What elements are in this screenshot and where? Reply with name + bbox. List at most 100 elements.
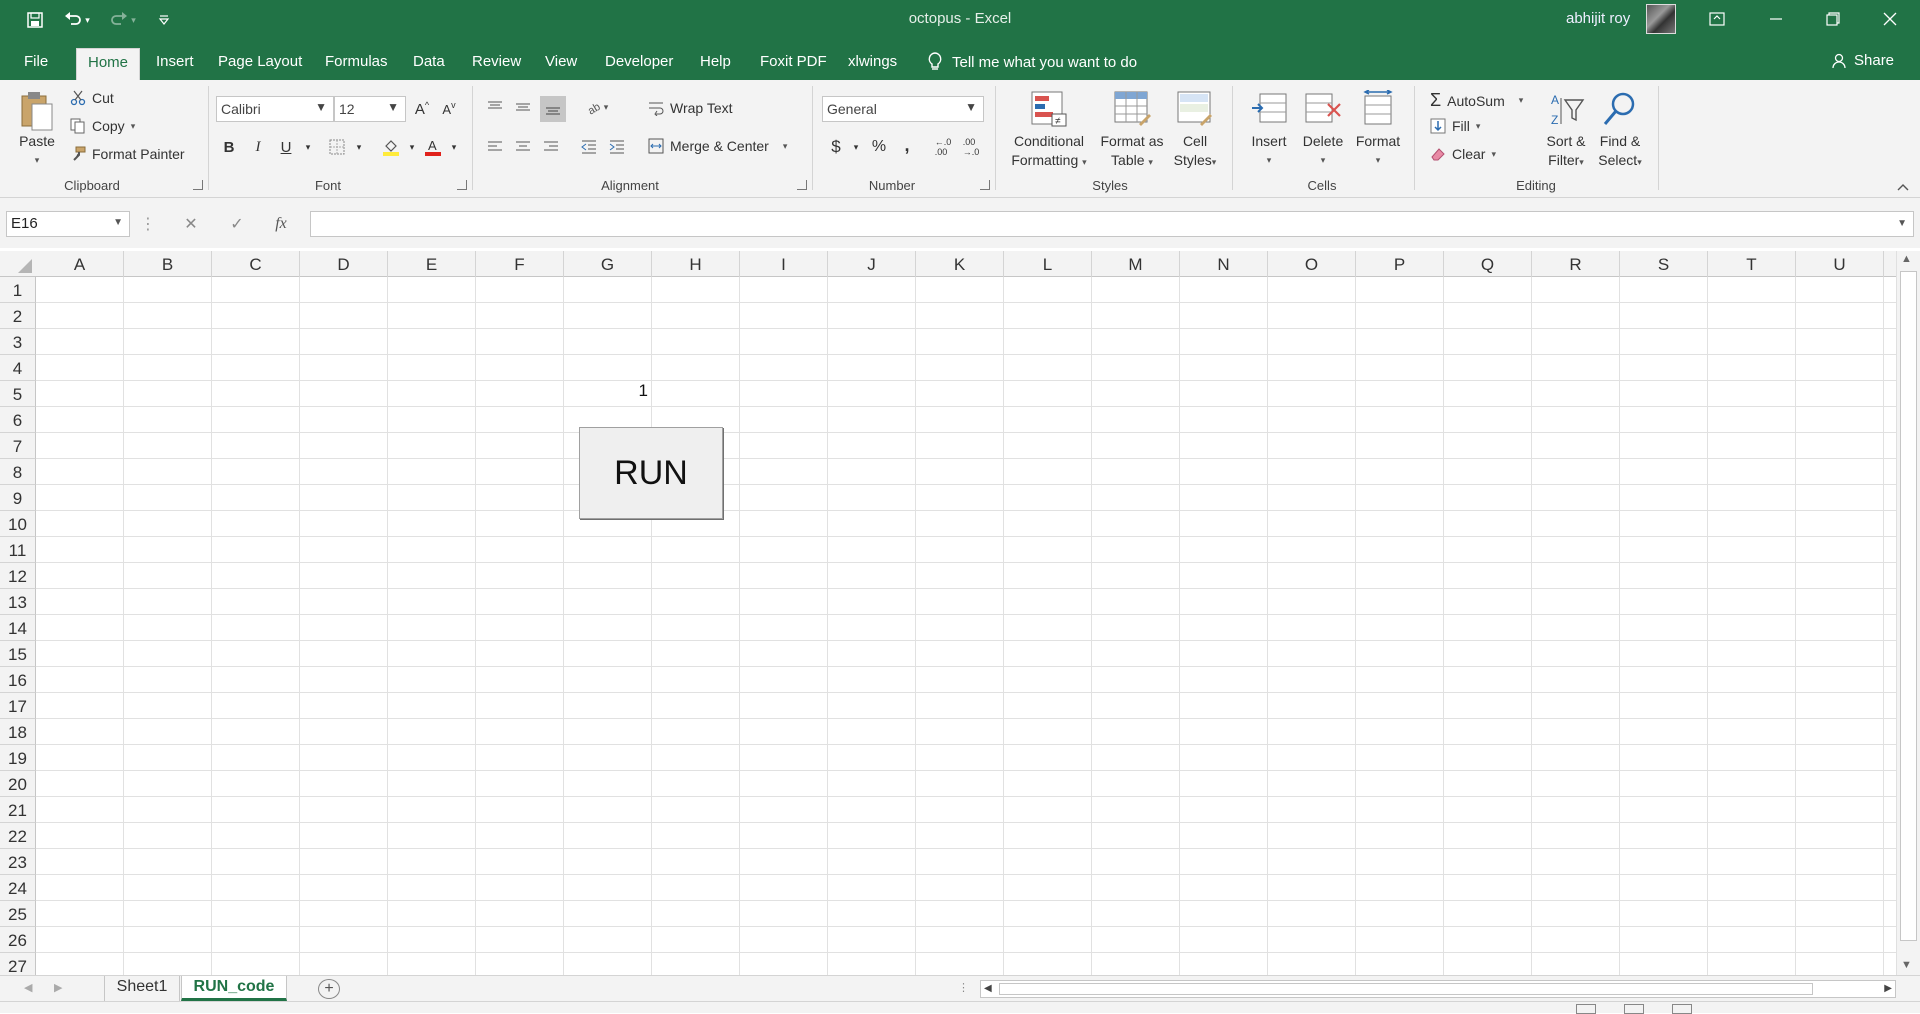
- column-header[interactable]: A: [36, 251, 124, 277]
- cell-styles-button[interactable]: Cell Styles▾: [1172, 90, 1218, 172]
- close-icon[interactable]: [1867, 0, 1913, 38]
- column-header[interactable]: L: [1004, 251, 1092, 277]
- minimize-icon[interactable]: [1753, 0, 1799, 38]
- row-header[interactable]: 4: [0, 355, 36, 381]
- column-header[interactable]: O: [1268, 251, 1356, 277]
- row-header[interactable]: 21: [0, 797, 36, 823]
- collapse-ribbon-icon[interactable]: [1892, 176, 1914, 198]
- formula-input[interactable]: ▼: [310, 211, 1914, 237]
- row-header[interactable]: 9: [0, 485, 36, 511]
- select-all-button[interactable]: [0, 251, 36, 277]
- column-header[interactable]: J: [828, 251, 916, 277]
- underline-dropdown-icon[interactable]: ▾: [297, 136, 319, 158]
- column-header[interactable]: H: [652, 251, 740, 277]
- find-select-button[interactable]: Find & Select▾: [1592, 90, 1648, 172]
- tab-insert[interactable]: Insert: [156, 48, 194, 80]
- vertical-scrollbar[interactable]: ▲ ▼: [1896, 251, 1920, 975]
- row-header[interactable]: 8: [0, 459, 36, 485]
- number-format-select[interactable]: General ▼: [822, 96, 984, 122]
- scroll-down-icon[interactable]: ▼: [1901, 959, 1912, 971]
- column-header[interactable]: R: [1532, 251, 1620, 277]
- cut-button[interactable]: Cut: [70, 90, 114, 106]
- row-header[interactable]: 16: [0, 667, 36, 693]
- align-bottom-icon[interactable]: [540, 96, 566, 122]
- row-header[interactable]: 3: [0, 329, 36, 355]
- column-header[interactable]: M: [1092, 251, 1180, 277]
- add-sheet-icon[interactable]: +: [318, 979, 340, 999]
- font-size-select[interactable]: 12 ▼: [334, 96, 406, 122]
- font-name-select[interactable]: Calibri ▼: [216, 96, 334, 122]
- align-top-icon[interactable]: [484, 96, 506, 118]
- row-header[interactable]: 24: [0, 875, 36, 901]
- merge-center-button[interactable]: Merge & Center ▾: [648, 138, 787, 154]
- bold-button[interactable]: B: [218, 136, 240, 158]
- column-header[interactable]: B: [124, 251, 212, 277]
- column-header[interactable]: F: [476, 251, 564, 277]
- row-header[interactable]: 11: [0, 537, 36, 563]
- row-header[interactable]: 12: [0, 563, 36, 589]
- row-header[interactable]: 23: [0, 849, 36, 875]
- expand-formula-icon[interactable]: ▼: [1897, 218, 1907, 229]
- scroll-up-icon[interactable]: ▲: [1901, 253, 1912, 265]
- row-header[interactable]: 27: [0, 953, 36, 975]
- autosum-button[interactable]: Σ AutoSum ▾: [1430, 90, 1523, 111]
- clipboard-launcher-icon[interactable]: [193, 180, 203, 190]
- fill-color-icon[interactable]: [380, 136, 402, 158]
- column-header[interactable]: C: [212, 251, 300, 277]
- tab-xlwings[interactable]: xlwings: [848, 48, 897, 80]
- cell-g5[interactable]: 1: [564, 381, 648, 401]
- delete-cells-button[interactable]: Delete ▾: [1298, 90, 1348, 170]
- font-color-dropdown-icon[interactable]: ▾: [443, 136, 465, 158]
- tab-review[interactable]: Review: [472, 48, 521, 80]
- paste-button[interactable]: Paste ▾: [14, 90, 60, 170]
- insert-function-button[interactable]: fx: [266, 211, 296, 237]
- row-header[interactable]: 26: [0, 927, 36, 953]
- split-handle-icon[interactable]: ⋮: [958, 981, 969, 994]
- undo-icon[interactable]: ▾: [60, 9, 94, 31]
- currency-dropdown-icon[interactable]: ▾: [845, 136, 867, 158]
- column-header[interactable]: T: [1708, 251, 1796, 277]
- row-header[interactable]: 14: [0, 615, 36, 641]
- avatar[interactable]: [1646, 4, 1676, 34]
- customize-quick-access-icon[interactable]: [154, 9, 174, 31]
- row-header[interactable]: 5: [0, 381, 36, 407]
- tell-me-box[interactable]: Tell me what you want to do: [928, 52, 1137, 72]
- format-cells-button[interactable]: Format ▾: [1350, 89, 1406, 170]
- tab-formulas[interactable]: Formulas: [325, 48, 388, 80]
- conditional-formatting-button[interactable]: ≠ Conditional Formatting ▾: [1006, 90, 1092, 172]
- fill-button[interactable]: Fill ▾: [1430, 118, 1480, 134]
- vertical-scroll-thumb[interactable]: [1900, 271, 1917, 941]
- scroll-left-icon[interactable]: ◀: [984, 983, 992, 994]
- column-header[interactable]: U: [1796, 251, 1884, 277]
- column-header[interactable]: K: [916, 251, 1004, 277]
- cancel-icon[interactable]: ✕: [176, 211, 206, 237]
- row-header[interactable]: 10: [0, 511, 36, 537]
- tab-home[interactable]: Home: [76, 48, 140, 80]
- row-header[interactable]: 15: [0, 641, 36, 667]
- underline-button[interactable]: U: [275, 136, 297, 158]
- sheet-next-icon[interactable]: ▶: [54, 981, 62, 994]
- grow-font-button[interactable]: A ^: [411, 98, 433, 120]
- sort-filter-button[interactable]: AZ Sort & Filter▾: [1540, 90, 1592, 172]
- column-header[interactable]: Q: [1444, 251, 1532, 277]
- tab-help[interactable]: Help: [700, 48, 731, 80]
- font-color-icon[interactable]: A: [422, 136, 444, 158]
- row-header[interactable]: 20: [0, 771, 36, 797]
- copy-button[interactable]: Copy ▾: [70, 118, 135, 134]
- column-header[interactable]: I: [740, 251, 828, 277]
- column-header[interactable]: N: [1180, 251, 1268, 277]
- row-header[interactable]: 7: [0, 433, 36, 459]
- align-left-icon[interactable]: [484, 136, 506, 158]
- alignment-launcher-icon[interactable]: [797, 180, 807, 190]
- sheet-prev-icon[interactable]: ◀: [24, 981, 32, 994]
- clear-button[interactable]: Clear ▾: [1430, 146, 1496, 162]
- scroll-right-icon[interactable]: ▶: [1884, 983, 1892, 994]
- number-launcher-icon[interactable]: [980, 180, 990, 190]
- row-header[interactable]: 18: [0, 719, 36, 745]
- row-header[interactable]: 25: [0, 901, 36, 927]
- tab-data[interactable]: Data: [413, 48, 445, 80]
- italic-button[interactable]: I: [247, 136, 269, 158]
- row-header[interactable]: 6: [0, 407, 36, 433]
- tab-foxit-pdf[interactable]: Foxit PDF: [760, 48, 827, 80]
- row-header[interactable]: 13: [0, 589, 36, 615]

* * *

• _Objective_: Please rewrite the material above as a JSON list of strings, one string per line, with blank lines omitted and the picture left out.

• _Task solution_:
[
  "What elements are in this screenshot and where? Reply with name + bbox. List at most 100 elements.",
  "- column-header[interactable]: A: [36, 251, 124, 277]",
  "- cell-styles-button[interactable]: Cell Styles▾: [1172, 90, 1218, 172]",
  "- close-icon[interactable]: [1867, 0, 1913, 38]",
  "- column-header[interactable]: L: [1004, 251, 1092, 277]",
  "- minimize-icon[interactable]: [1753, 0, 1799, 38]",
  "- row-header[interactable]: 4: [0, 355, 36, 381]",
  "- column-header[interactable]: O: [1268, 251, 1356, 277]",
  "- row-header[interactable]: 21: [0, 797, 36, 823]",
  "- collapse-ribbon-icon[interactable]: [1892, 176, 1914, 198]",
  "- formula-input[interactable]: ▼: [310, 211, 1914, 237]",
  "- row-header[interactable]: 9: [0, 485, 36, 511]",
  "- select-all-button[interactable]: [0, 251, 36, 277]",
  "- column-header[interactable]: J: [828, 251, 916, 277]",
  "- underline-dropdown-icon[interactable]: ▾: [297, 136, 319, 158]",
  "- column-header[interactable]: H: [652, 251, 740, 277]",
  "- find-select-button[interactable]: Find & Select▾: [1592, 90, 1648, 172]",
  "- tab-insert[interactable]: Insert: [156, 48, 194, 80]",
  "- vertical-scrollbar[interactable]: ▲ ▼: [1896, 251, 1920, 975]",
  "- row-header[interactable]: 8: [0, 459, 36, 485]",
  "- number-format-select[interactable]: General ▼: [822, 96, 984, 122]",
  "- scroll-down-icon[interactable]: ▼: [1901, 959, 1912, 971]",
  "- column-header[interactable]: R: [1532, 251, 1620, 277]",
  "- cut-button[interactable]: Cut: [70, 90, 114, 106]",
  "- row-header[interactable]: 16: [0, 667, 36, 693]",
  "- align-bottom-icon[interactable]: [540, 96, 566, 122]",
  "- row-header[interactable]: 3: [0, 329, 36, 355]",
  "- column-header[interactable]: M: [1092, 251, 1180, 277]",
  "- add-sheet-icon[interactable]: +: [318, 979, 340, 999]",
  "- font-size-select[interactable]: 12 ▼: [334, 96, 406, 122]",
  "- font-name-select[interactable]: Calibri ▼: [216, 96, 334, 122]",
  "- align-top-icon[interactable]: [484, 96, 506, 118]",
  "- row-header[interactable]: 24: [0, 875, 36, 901]",
  "- merge-center-button[interactable]: Merge & Center ▾: [648, 138, 787, 154]",
  "- bold-button[interactable]: B: [218, 136, 240, 158]",
  "- column-header[interactable]: B: [124, 251, 212, 277]",
  "- column-header[interactable]: F: [476, 251, 564, 277]",
  "- row-header[interactable]: 11: [0, 537, 36, 563]",
  "- row-header[interactable]: 12: [0, 563, 36, 589]",
  "- row-header[interactable]: 23: [0, 849, 36, 875]",
  "- expand-formula-icon[interactable]: ▼: [1897, 218, 1907, 229]",
  "- scroll-up-icon[interactable]: ▲: [1901, 253, 1912, 265]",
  "- row-header[interactable]: 27: [0, 953, 36, 975]",
  "- autosum-button[interactable]: Σ AutoSum ▾: [1430, 90, 1523, 111]",
  "- clipboard-launcher-icon[interactable]: [193, 180, 203, 190]",
  "- fill-color-icon[interactable]: [380, 136, 402, 158]",
  "- column-header[interactable]: C: [212, 251, 300, 277]",
  "- tab-xlwings[interactable]: xlwings: [848, 48, 897, 80]",
  "- cell-g5[interactable]: 1: [564, 381, 648, 401]",
  "- delete-cells-button[interactable]: Delete ▾: [1298, 90, 1348, 170]",
  "- font-color-dropdown-icon[interactable]: ▾: [443, 136, 465, 158]",
  "- tab-review[interactable]: Review: [472, 48, 521, 80]",
  "- paste-button[interactable]: Paste ▾: [14, 90, 60, 170]",
  "- insert-function-button[interactable]: fx: [266, 211, 296, 237]",
  "- row-header[interactable]: 26: [0, 927, 36, 953]",
  "- split-handle-icon[interactable]: ⋮: [958, 981, 969, 994]",
  "- undo-icon[interactable]: ▾: [60, 9, 94, 31]",
  "- currency-dropdown-icon[interactable]: ▾: [845, 136, 867, 158]",
  "- column-header[interactable]: T: [1708, 251, 1796, 277]",
  "- row-header[interactable]: 14: [0, 615, 36, 641]",
  "- avatar[interactable]: [1646, 4, 1676, 34]",
  "- customize-quick-access-icon[interactable]: [154, 9, 174, 31]",
  "- row-header[interactable]: 5: [0, 381, 36, 407]",
  "- tell-me-box[interactable]: Tell me what you want to do: [928, 52, 1137, 72]",
  "- format-cells-button[interactable]: Format ▾: [1350, 89, 1406, 170]",
  "- tab-formulas[interactable]: Formulas: [325, 48, 388, 80]",
  "- conditional-formatting-button[interactable]: ≠ Conditional Formatting ▾: [1006, 90, 1092, 172]",
  "- fill-button[interactable]: Fill ▾: [1430, 118, 1480, 134]",
  "- vertical-scroll-thumb[interactable]: [1900, 271, 1917, 941]",
  "- scroll-left-icon[interactable]: ◀: [984, 983, 992, 994]",
  "- column-header[interactable]: U: [1796, 251, 1884, 277]",
  "- column-header[interactable]: K: [916, 251, 1004, 277]",
  "- cancel-icon[interactable]: ✕: [176, 211, 206, 237]",
  "- row-header[interactable]: 10: [0, 511, 36, 537]",
  "- tab-home[interactable]: Home: [76, 48, 140, 80]",
  "- row-header[interactable]: 15: [0, 641, 36, 667]",
  "- underline-button[interactable]: U: [275, 136, 297, 158]",
  "- sheet-next-icon[interactable]: ▶: [54, 981, 62, 994]",
  "- grow-font-button[interactable]: A ^: [411, 98, 433, 120]",
  "- sort-filter-button[interactable]: AZ Sort & Filter▾: [1540, 90, 1592, 172]",
  "- column-header[interactable]: Q: [1444, 251, 1532, 277]",
  "- tab-help[interactable]: Help: [700, 48, 731, 80]",
  "- font-color-icon[interactable]: A: [422, 136, 444, 158]",
  "- row-header[interactable]: 20: [0, 771, 36, 797]",
  "- copy-button[interactable]: Copy ▾: [70, 118, 135, 134]",
  "- column-header[interactable]: I: [740, 251, 828, 277]",
  "- column-header[interactable]: N: [1180, 251, 1268, 277]",
  "- row-header[interactable]: 7: [0, 433, 36, 459]",
  "- align-left-icon[interactable]: [484, 136, 506, 158]",
  "- alignment-launcher-icon[interactable]: [797, 180, 807, 190]",
  "- sheet-prev-icon[interactable]: ◀: [24, 981, 32, 994]",
  "- clear-button[interactable]: Clear ▾: [1430, 146, 1496, 162]",
  "- scroll-right-icon[interactable]: ▶: [1884, 983, 1892, 994]",
  "- number-launcher-icon[interactable]: [980, 180, 990, 190]",
  "- row-header[interactable]: 18: [0, 719, 36, 745]",
  "- row-header[interactable]: 25: [0, 901, 36, 927]",
  "- tab-data[interactable]: Data: [413, 48, 445, 80]",
  "- italic-button[interactable]: I: [247, 136, 269, 158]",
  "- row-header[interactable]: 6: [0, 407, 36, 433]",
  "- tab-foxit-pdf[interactable]: Foxit PDF: [760, 48, 827, 80]",
  "- row-header[interactable]: 13: [0, 589, 36, 615]"
]